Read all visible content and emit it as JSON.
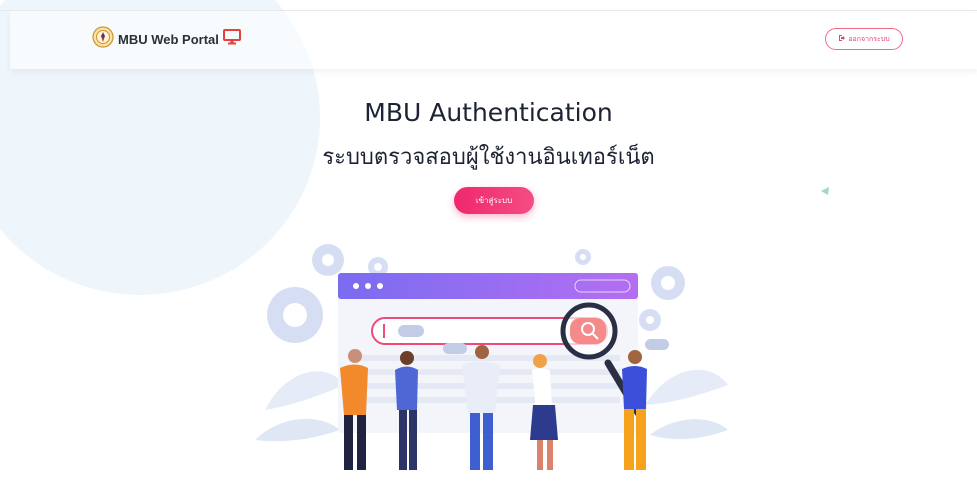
{
  "header": {
    "brand_name": "MBU Web Portal",
    "logo_icon": "university-seal-logo",
    "monitor_icon": "monitor-icon",
    "logout_label": "ออกจากระบบ",
    "logout_icon": "logout-icon"
  },
  "hero": {
    "title": "MBU Authentication",
    "subtitle": "ระบบตรวจสอบผู้ใช้งานอินเทอร์เน็ต",
    "login_label": "เข้าสู่ระบบ"
  },
  "colors": {
    "accent_pink": "#f0276e",
    "monitor_red": "#e8403a",
    "browser_purple": "#8a5cf6",
    "heading": "#1d2333"
  }
}
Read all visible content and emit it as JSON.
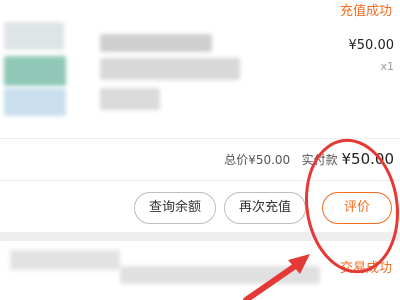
{
  "order1": {
    "status": "充值成功",
    "price": "¥50.00",
    "quantity": "x1",
    "summary": {
      "total_label": "总价",
      "total_value": "¥50.00",
      "paid_label": "实付款",
      "paid_value": "¥50.00"
    },
    "actions": {
      "check_balance": "查询余额",
      "recharge_again": "再次充值",
      "review": "评价"
    }
  },
  "order2": {
    "status": "交易成功"
  },
  "annotation": {
    "color": "#e53935"
  },
  "accent_color": "#f26d21"
}
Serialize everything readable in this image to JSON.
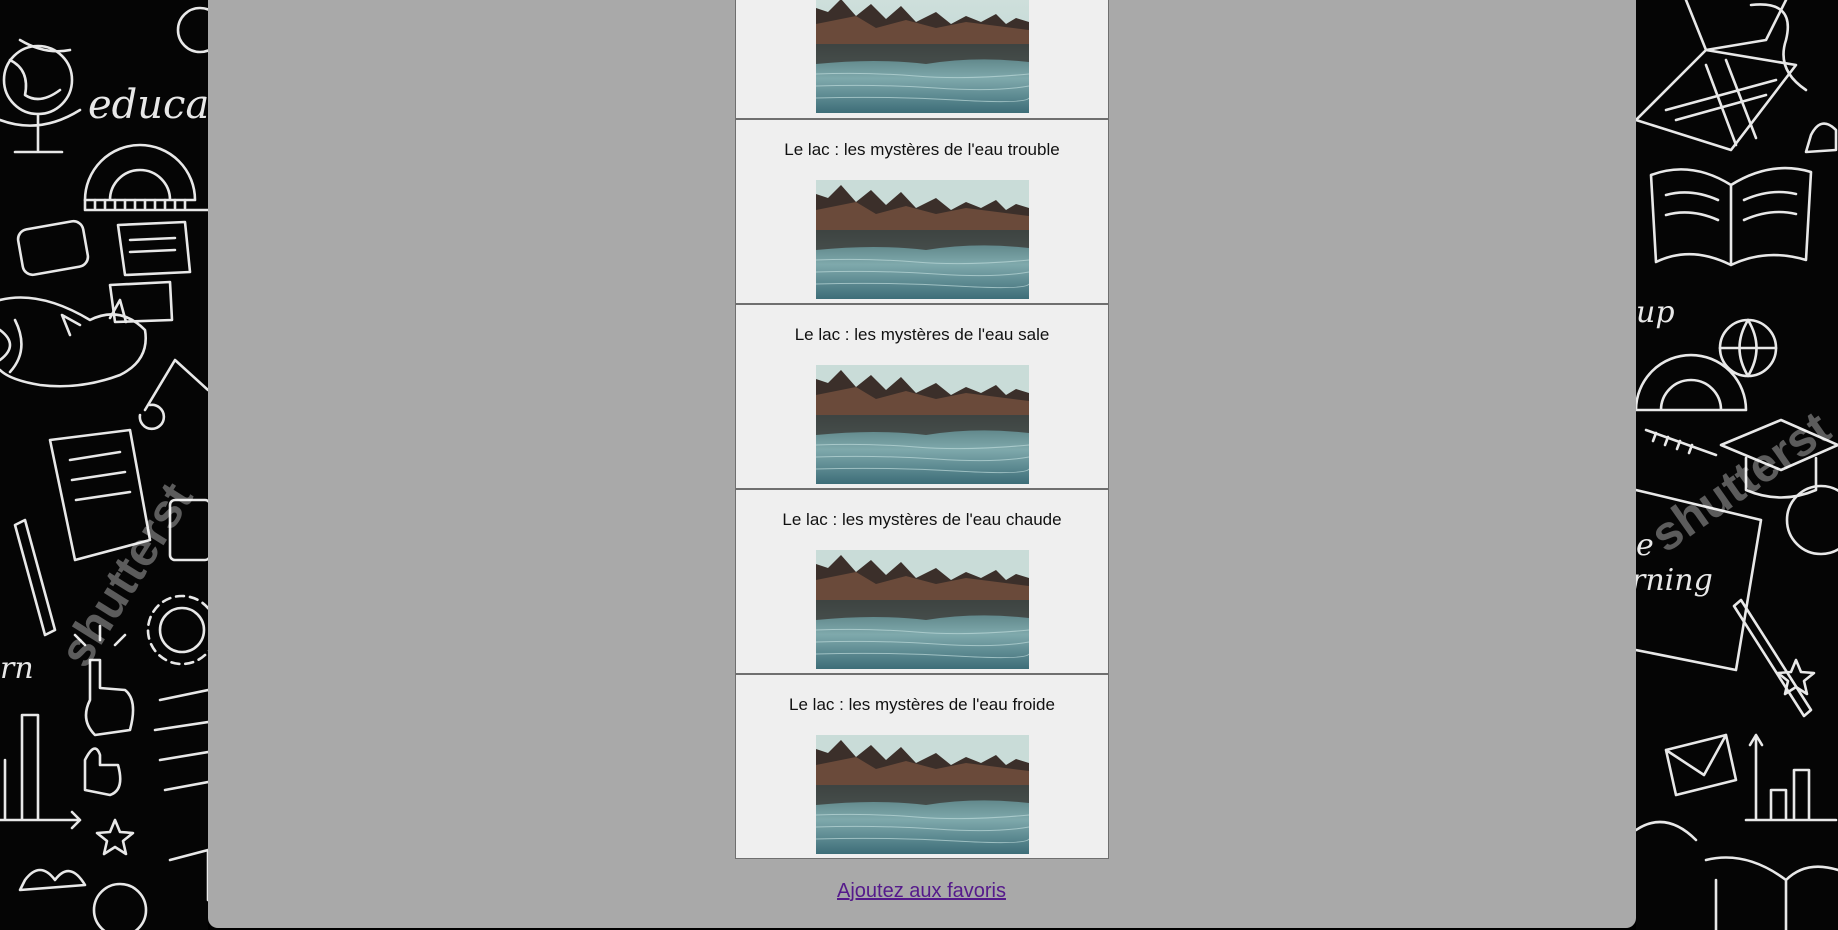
{
  "articles": [
    {
      "title": "",
      "image_alt": "lake-photo"
    },
    {
      "title": "Le lac : les mystères de l'eau trouble",
      "image_alt": "lake-photo"
    },
    {
      "title": "Le lac : les mystères de l'eau sale",
      "image_alt": "lake-photo"
    },
    {
      "title": "Le lac : les mystères de l'eau chaude",
      "image_alt": "lake-photo"
    },
    {
      "title": "Le lac : les mystères de l'eau froide",
      "image_alt": "lake-photo"
    }
  ],
  "favorites_link": "Ajoutez aux favoris",
  "background": {
    "left_words": [
      "educat",
      "rn"
    ],
    "right_words": [
      "up",
      "e",
      "rning"
    ],
    "watermark": "shutterst"
  },
  "colors": {
    "panel": "#a9a9a9",
    "card": "#efefef",
    "link_visited": "#551a8b",
    "sidebar": "#050505"
  }
}
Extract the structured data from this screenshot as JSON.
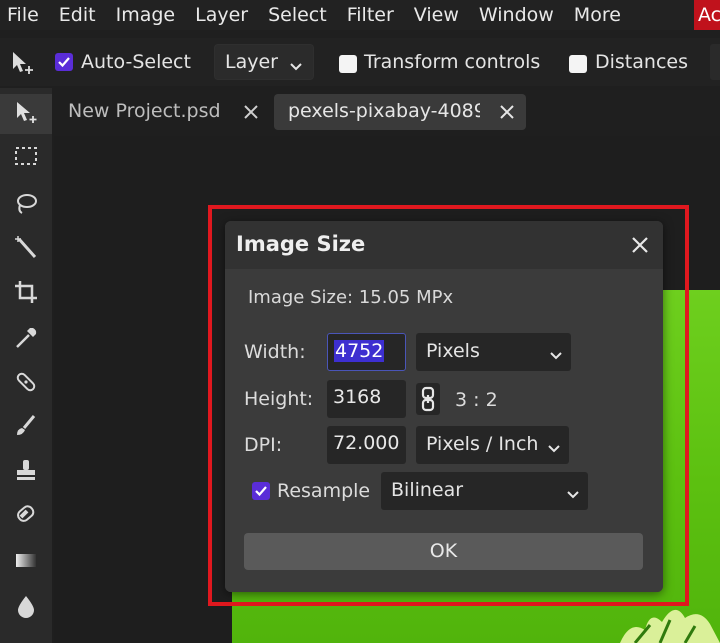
{
  "menu": {
    "items": [
      "File",
      "Edit",
      "Image",
      "Layer",
      "Select",
      "Filter",
      "View",
      "Window",
      "More"
    ],
    "account": "Ac"
  },
  "options": {
    "auto_select_label": "Auto-Select",
    "auto_select_checked": true,
    "layer_select_value": "Layer",
    "transform_controls_label": "Transform controls",
    "distances_label": "Distances"
  },
  "tabs": [
    {
      "label": "New Project.psd"
    },
    {
      "label": "pexels-pixabay-4089"
    }
  ],
  "dialog": {
    "title": "Image Size",
    "info": "Image Size: 15.05 MPx",
    "width_label": "Width:",
    "width_value": "4752",
    "width_unit": "Pixels",
    "height_label": "Height:",
    "height_value": "3168",
    "ratio": "3 : 2",
    "dpi_label": "DPI:",
    "dpi_value": "72.000",
    "dpi_unit": "Pixels / Inch",
    "resample_label": "Resample",
    "resample_checked": true,
    "resample_method": "Bilinear",
    "ok_label": "OK"
  },
  "colors": {
    "accent": "#5a2dd8",
    "highlight": "#e0181f",
    "account": "#c0121c",
    "image_green": "#5cc010"
  }
}
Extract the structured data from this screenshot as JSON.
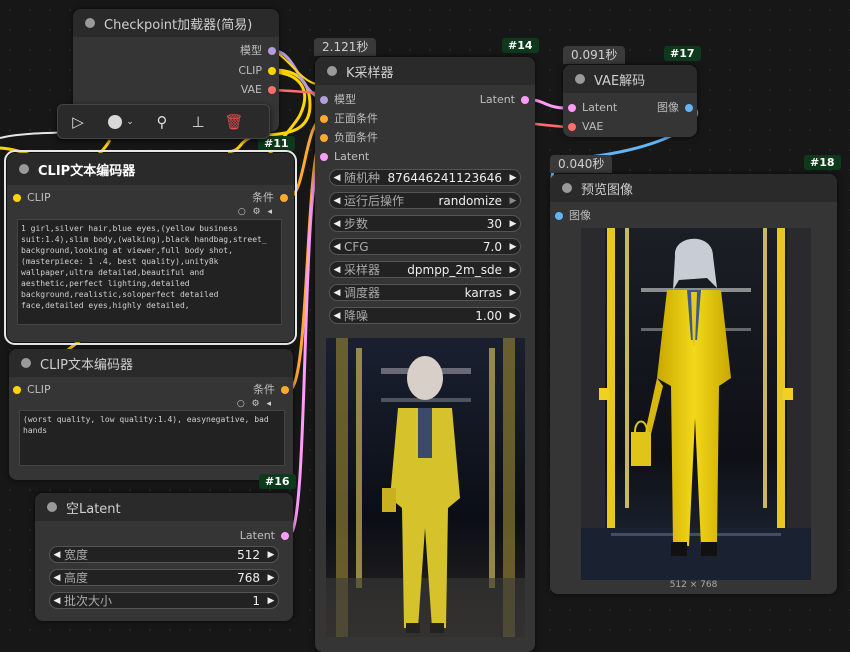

- Set problem -
Reproduce the data verbatim. Do not carry any picture into the copy.

- Solution to this problem -
Read all visible content and emit it as JSON.
{
  "header": {
    "brand_name": "MBU Web Portal",
    "logo_icon": "university-seal-logo",
    "monitor_icon": "monitor-icon",
    "logout_label": "ออกจากระบบ",
    "logout_icon": "logout-icon"
  },
  "hero": {
    "title": "MBU Authentication",
    "subtitle": "ระบบตรวจสอบผู้ใช้งานอินเทอร์เน็ต",
    "login_label": "เข้าสู่ระบบ"
  },
  "colors": {
    "accent_pink": "#f0276e",
    "monitor_red": "#e8403a",
    "browser_purple": "#8a5cf6",
    "heading": "#1d2333"
  }
}
Read all visible content and emit it as JSON.
{
  "order1": {
    "status": "充值成功",
    "price": "¥50.00",
    "quantity": "x1",
    "summary": {
      "total_label": "总价",
      "total_value": "¥50.00",
      "paid_label": "实付款",
      "paid_value": "¥50.00"
    },
    "actions": {
      "check_balance": "查询余额",
      "recharge_again": "再次充值",
      "review": "评价"
    }
  },
  "order2": {
    "status": "交易成功"
  },
  "annotation": {
    "color": "#e53935"
  },
  "accent_color": "#f26d21"
}
Serialize everything readable in this image to JSON.
{
  "articles": [
    {
      "title": "",
      "image_alt": "lake-photo"
    },
    {
      "title": "Le lac : les mystères de l'eau trouble",
      "image_alt": "lake-photo"
    },
    {
      "title": "Le lac : les mystères de l'eau sale",
      "image_alt": "lake-photo"
    },
    {
      "title": "Le lac : les mystères de l'eau chaude",
      "image_alt": "lake-photo"
    },
    {
      "title": "Le lac : les mystères de l'eau froide",
      "image_alt": "lake-photo"
    }
  ],
  "favorites_link": "Ajoutez aux favoris",
  "background": {
    "left_words": [
      "educat",
      "rn"
    ],
    "right_words": [
      "up",
      "e",
      "rning"
    ],
    "watermark": "shutterst"
  },
  "colors": {
    "panel": "#a9a9a9",
    "card": "#efefef",
    "link_visited": "#551a8b",
    "sidebar": "#050505"
  }
}
Extract the structured data from this screenshot as JSON.
{
  "menu": {
    "items": [
      "File",
      "Edit",
      "Image",
      "Layer",
      "Select",
      "Filter",
      "View",
      "Window",
      "More"
    ],
    "account": "Ac"
  },
  "options": {
    "auto_select_label": "Auto-Select",
    "auto_select_checked": true,
    "layer_select_value": "Layer",
    "transform_controls_label": "Transform controls",
    "distances_label": "Distances"
  },
  "tabs": [
    {
      "label": "New Project.psd"
    },
    {
      "label": "pexels-pixabay-4089"
    }
  ],
  "dialog": {
    "title": "Image Size",
    "info": "Image Size: 15.05 MPx",
    "width_label": "Width:",
    "width_value": "4752",
    "width_unit": "Pixels",
    "height_label": "Height:",
    "height_value": "3168",
    "ratio": "3 : 2",
    "dpi_label": "DPI:",
    "dpi_value": "72.000",
    "dpi_unit": "Pixels / Inch",
    "resample_label": "Resample",
    "resample_checked": true,
    "resample_method": "Bilinear",
    "ok_label": "OK"
  },
  "colors": {
    "accent": "#5a2dd8",
    "highlight": "#e0181f",
    "account": "#c0121c",
    "image_green": "#5cc010"
  }
}
Extract the structured data from this screenshot as JSON.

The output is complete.